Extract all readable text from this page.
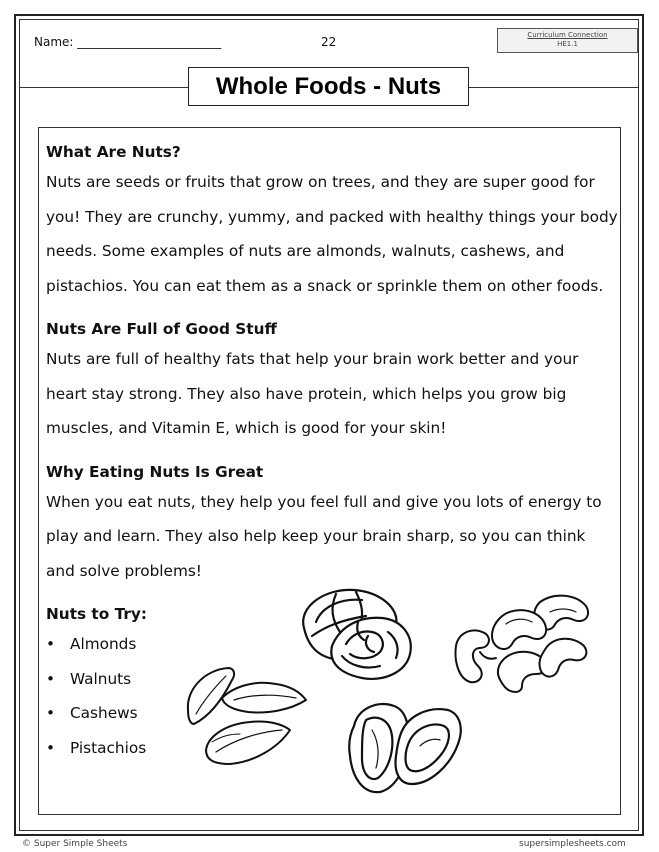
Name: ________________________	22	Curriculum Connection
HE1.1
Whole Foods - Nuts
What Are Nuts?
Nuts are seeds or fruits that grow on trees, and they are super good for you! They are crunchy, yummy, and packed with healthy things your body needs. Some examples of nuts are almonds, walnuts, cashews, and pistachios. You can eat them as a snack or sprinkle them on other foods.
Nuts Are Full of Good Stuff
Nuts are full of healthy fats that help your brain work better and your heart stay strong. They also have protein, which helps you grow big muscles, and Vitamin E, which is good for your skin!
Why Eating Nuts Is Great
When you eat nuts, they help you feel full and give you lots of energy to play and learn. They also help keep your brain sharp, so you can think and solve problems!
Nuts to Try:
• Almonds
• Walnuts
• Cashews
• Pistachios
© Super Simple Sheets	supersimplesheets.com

+ + + +

Once the images are set aside, retype all of the material above exactly.

◆ Response area
Extract all readable text from this page.
Name: ________________________	22	Curriculum Connection
HE1.1
Whole Foods - Nuts
What Are Nuts?
Nuts are seeds or fruits that grow on trees, and they are super good for you! They are crunchy, yummy, and packed with healthy things your body needs. Some examples of nuts are almonds, walnuts, cashews, and pistachios. You can eat them as a snack or sprinkle them on other foods.
Nuts Are Full of Good Stuff
Nuts are full of healthy fats that help your brain work better and your heart stay strong. They also have protein, which helps you grow big muscles, and Vitamin E, which is good for your skin!
Why Eating Nuts Is Great
When you eat nuts, they help you feel full and give you lots of energy to play and learn. They also help keep your brain sharp, so you can think and solve problems!
Nuts to Try:
• Almonds
• Walnuts
• Cashews
• Pistachios
© Super Simple Sheets	supersimplesheets.com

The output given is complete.